— WHAT IS EXPECTED —
Retype the listing that follows, word for word.

☆ ☆ ☆ ☆ ☆ ☆ ☆

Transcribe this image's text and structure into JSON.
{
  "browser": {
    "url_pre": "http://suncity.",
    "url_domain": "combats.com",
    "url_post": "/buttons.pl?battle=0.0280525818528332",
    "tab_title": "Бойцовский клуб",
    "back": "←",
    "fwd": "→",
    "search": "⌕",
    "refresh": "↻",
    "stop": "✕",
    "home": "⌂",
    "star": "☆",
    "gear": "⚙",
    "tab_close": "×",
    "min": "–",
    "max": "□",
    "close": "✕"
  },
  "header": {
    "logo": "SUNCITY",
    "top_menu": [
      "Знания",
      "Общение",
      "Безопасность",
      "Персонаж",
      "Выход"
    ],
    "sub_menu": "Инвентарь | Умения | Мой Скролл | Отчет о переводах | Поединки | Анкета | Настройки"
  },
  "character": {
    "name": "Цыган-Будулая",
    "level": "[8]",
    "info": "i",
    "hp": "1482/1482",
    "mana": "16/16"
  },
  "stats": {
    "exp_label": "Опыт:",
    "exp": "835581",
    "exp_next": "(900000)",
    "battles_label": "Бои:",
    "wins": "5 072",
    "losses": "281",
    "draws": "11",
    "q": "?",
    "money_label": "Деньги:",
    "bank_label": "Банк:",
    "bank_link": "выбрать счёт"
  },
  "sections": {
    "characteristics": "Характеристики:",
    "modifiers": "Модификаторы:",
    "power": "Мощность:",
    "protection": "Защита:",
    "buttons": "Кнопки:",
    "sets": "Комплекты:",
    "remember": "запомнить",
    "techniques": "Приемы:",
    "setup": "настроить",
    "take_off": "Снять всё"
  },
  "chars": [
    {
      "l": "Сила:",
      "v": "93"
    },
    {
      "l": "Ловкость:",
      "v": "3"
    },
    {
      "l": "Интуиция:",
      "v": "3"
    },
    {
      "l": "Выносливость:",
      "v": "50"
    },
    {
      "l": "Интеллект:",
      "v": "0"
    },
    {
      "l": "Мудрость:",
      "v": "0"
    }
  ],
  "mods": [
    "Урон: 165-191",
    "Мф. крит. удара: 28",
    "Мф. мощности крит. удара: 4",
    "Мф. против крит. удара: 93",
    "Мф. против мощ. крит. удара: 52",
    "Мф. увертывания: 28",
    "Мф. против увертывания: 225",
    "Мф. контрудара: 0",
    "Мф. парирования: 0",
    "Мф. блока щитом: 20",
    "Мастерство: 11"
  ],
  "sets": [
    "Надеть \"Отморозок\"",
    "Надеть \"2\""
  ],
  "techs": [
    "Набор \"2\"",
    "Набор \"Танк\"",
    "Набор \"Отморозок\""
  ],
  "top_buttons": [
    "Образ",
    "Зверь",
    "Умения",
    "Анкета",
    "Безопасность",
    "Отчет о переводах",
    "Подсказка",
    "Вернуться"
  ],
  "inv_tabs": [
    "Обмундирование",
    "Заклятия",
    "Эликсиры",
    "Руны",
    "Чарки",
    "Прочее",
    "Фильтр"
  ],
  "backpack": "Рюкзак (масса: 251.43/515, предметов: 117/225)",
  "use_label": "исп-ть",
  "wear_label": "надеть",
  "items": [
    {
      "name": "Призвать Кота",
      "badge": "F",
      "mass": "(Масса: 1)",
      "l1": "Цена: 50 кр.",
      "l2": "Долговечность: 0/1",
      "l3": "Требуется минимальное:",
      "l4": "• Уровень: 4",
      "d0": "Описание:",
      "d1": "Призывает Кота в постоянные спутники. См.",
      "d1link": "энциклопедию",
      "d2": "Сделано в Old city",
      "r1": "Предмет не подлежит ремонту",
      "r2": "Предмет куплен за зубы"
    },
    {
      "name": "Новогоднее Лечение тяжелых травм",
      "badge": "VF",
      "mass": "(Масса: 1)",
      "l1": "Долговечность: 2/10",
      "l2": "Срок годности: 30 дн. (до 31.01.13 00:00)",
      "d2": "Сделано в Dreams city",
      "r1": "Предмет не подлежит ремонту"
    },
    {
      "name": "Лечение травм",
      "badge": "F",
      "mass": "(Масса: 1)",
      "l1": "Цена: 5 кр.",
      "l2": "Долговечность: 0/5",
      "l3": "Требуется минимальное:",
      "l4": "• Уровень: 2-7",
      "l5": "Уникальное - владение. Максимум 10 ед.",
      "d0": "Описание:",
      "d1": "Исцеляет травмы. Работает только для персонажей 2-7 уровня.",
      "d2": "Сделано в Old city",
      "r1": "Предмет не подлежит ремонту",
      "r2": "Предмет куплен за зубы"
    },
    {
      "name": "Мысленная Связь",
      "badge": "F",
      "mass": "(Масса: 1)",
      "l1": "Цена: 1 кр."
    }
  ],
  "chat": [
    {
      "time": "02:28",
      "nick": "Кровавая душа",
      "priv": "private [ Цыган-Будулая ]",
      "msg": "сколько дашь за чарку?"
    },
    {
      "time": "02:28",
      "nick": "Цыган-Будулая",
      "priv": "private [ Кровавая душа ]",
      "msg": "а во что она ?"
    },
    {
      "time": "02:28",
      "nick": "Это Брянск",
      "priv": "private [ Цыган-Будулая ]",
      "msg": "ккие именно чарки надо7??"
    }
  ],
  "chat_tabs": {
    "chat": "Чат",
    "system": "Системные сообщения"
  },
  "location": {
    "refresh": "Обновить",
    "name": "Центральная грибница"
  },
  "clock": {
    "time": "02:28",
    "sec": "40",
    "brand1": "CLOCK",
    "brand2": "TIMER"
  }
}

☆ ☆ ☆ ☆ ☆ ☆ ☆

— THE OUTPUT —
Transcribe this image's text and structure into JSON.
{
  "browser": {
    "url_pre": "http://suncity.",
    "url_domain": "combats.com",
    "url_post": "/buttons.pl?battle=0.0280525818528332",
    "tab_title": "Бойцовский клуб",
    "back": "←",
    "fwd": "→",
    "search": "⌕",
    "refresh": "↻",
    "stop": "✕",
    "home": "⌂",
    "star": "☆",
    "gear": "⚙",
    "tab_close": "×",
    "min": "–",
    "max": "□",
    "close": "✕"
  },
  "header": {
    "logo": "SUNCITY",
    "top_menu": [
      "Знания",
      "Общение",
      "Безопасность",
      "Персонаж",
      "Выход"
    ],
    "sub_menu": "Инвентарь | Умения | Мой Скролл | Отчет о переводах | Поединки | Анкета | Настройки"
  },
  "character": {
    "name": "Цыган-Будулая",
    "level": "[8]",
    "info": "i",
    "hp": "1482/1482",
    "mana": "16/16"
  },
  "stats": {
    "exp_label": "Опыт:",
    "exp": "835581",
    "exp_next": "(900000)",
    "battles_label": "Бои:",
    "wins": "5 072",
    "losses": "281",
    "draws": "11",
    "q": "?",
    "money_label": "Деньги:",
    "bank_label": "Банк:",
    "bank_link": "выбрать счёт"
  },
  "sections": {
    "characteristics": "Характеристики:",
    "modifiers": "Модификаторы:",
    "power": "Мощность:",
    "protection": "Защита:",
    "buttons": "Кнопки:",
    "sets": "Комплекты:",
    "remember": "запомнить",
    "techniques": "Приемы:",
    "setup": "настроить",
    "take_off": "Снять всё"
  },
  "chars": [
    {
      "l": "Сила:",
      "v": "93"
    },
    {
      "l": "Ловкость:",
      "v": "3"
    },
    {
      "l": "Интуиция:",
      "v": "3"
    },
    {
      "l": "Выносливость:",
      "v": "50"
    },
    {
      "l": "Интеллект:",
      "v": "0"
    },
    {
      "l": "Мудрость:",
      "v": "0"
    }
  ],
  "mods": [
    "Урон: 165-191",
    "Мф. крит. удара: 28",
    "Мф. мощности крит. удара: 4",
    "Мф. против крит. удара: 93",
    "Мф. против мощ. крит. удара: 52",
    "Мф. увертывания: 28",
    "Мф. против увертывания: 225",
    "Мф. контрудара: 0",
    "Мф. парирования: 0",
    "Мф. блока щитом: 20",
    "Мастерство: 11"
  ],
  "sets": [
    "Надеть \"Отморозок\"",
    "Надеть \"2\""
  ],
  "techs": [
    "Набор \"2\"",
    "Набор \"Танк\"",
    "Набор \"Отморозок\""
  ],
  "top_buttons": [
    "Образ",
    "Зверь",
    "Умения",
    "Анкета",
    "Безопасность",
    "Отчет о переводах",
    "Подсказка",
    "Вернуться"
  ],
  "inv_tabs": [
    "Обмундирование",
    "Заклятия",
    "Эликсиры",
    "Руны",
    "Чарки",
    "Прочее",
    "Фильтр"
  ],
  "backpack": "Рюкзак (масса: 251.43/515, предметов: 117/225)",
  "use_label": "исп-ть",
  "wear_label": "надеть",
  "items": [
    {
      "name": "Призвать Кота",
      "badge": "F",
      "mass": "(Масса: 1)",
      "l1": "Цена: 50 кр.",
      "l2": "Долговечность: 0/1",
      "l3": "Требуется минимальное:",
      "l4": "• Уровень: 4",
      "d0": "Описание:",
      "d1": "Призывает Кота в постоянные спутники. См.",
      "d1link": "энциклопедию",
      "d2": "Сделано в Old city",
      "r1": "Предмет не подлежит ремонту",
      "r2": "Предмет куплен за зубы"
    },
    {
      "name": "Новогоднее Лечение тяжелых травм",
      "badge": "VF",
      "mass": "(Масса: 1)",
      "l1": "Долговечность: 2/10",
      "l2": "Срок годности: 30 дн. (до 31.01.13 00:00)",
      "d2": "Сделано в Dreams city",
      "r1": "Предмет не подлежит ремонту"
    },
    {
      "name": "Лечение травм",
      "badge": "F",
      "mass": "(Масса: 1)",
      "l1": "Цена: 5 кр.",
      "l2": "Долговечность: 0/5",
      "l3": "Требуется минимальное:",
      "l4": "• Уровень: 2-7",
      "l5": "Уникальное - владение. Максимум 10 ед.",
      "d0": "Описание:",
      "d1": "Исцеляет травмы. Работает только для персонажей 2-7 уровня.",
      "d2": "Сделано в Old city",
      "r1": "Предмет не подлежит ремонту",
      "r2": "Предмет куплен за зубы"
    },
    {
      "name": "Мысленная Связь",
      "badge": "F",
      "mass": "(Масса: 1)",
      "l1": "Цена: 1 кр."
    }
  ],
  "chat": [
    {
      "time": "02:28",
      "nick": "Кровавая душа",
      "priv": "private [ Цыган-Будулая ]",
      "msg": "сколько дашь за чарку?"
    },
    {
      "time": "02:28",
      "nick": "Цыган-Будулая",
      "priv": "private [ Кровавая душа ]",
      "msg": "а во что она ?"
    },
    {
      "time": "02:28",
      "nick": "Это Брянск",
      "priv": "private [ Цыган-Будулая ]",
      "msg": "ккие именно чарки надо7??"
    }
  ],
  "chat_tabs": {
    "chat": "Чат",
    "system": "Системные сообщения"
  },
  "location": {
    "refresh": "Обновить",
    "name": "Центральная грибница"
  },
  "clock": {
    "time": "02:28",
    "sec": "40",
    "brand1": "CLOCK",
    "brand2": "TIMER"
  }
}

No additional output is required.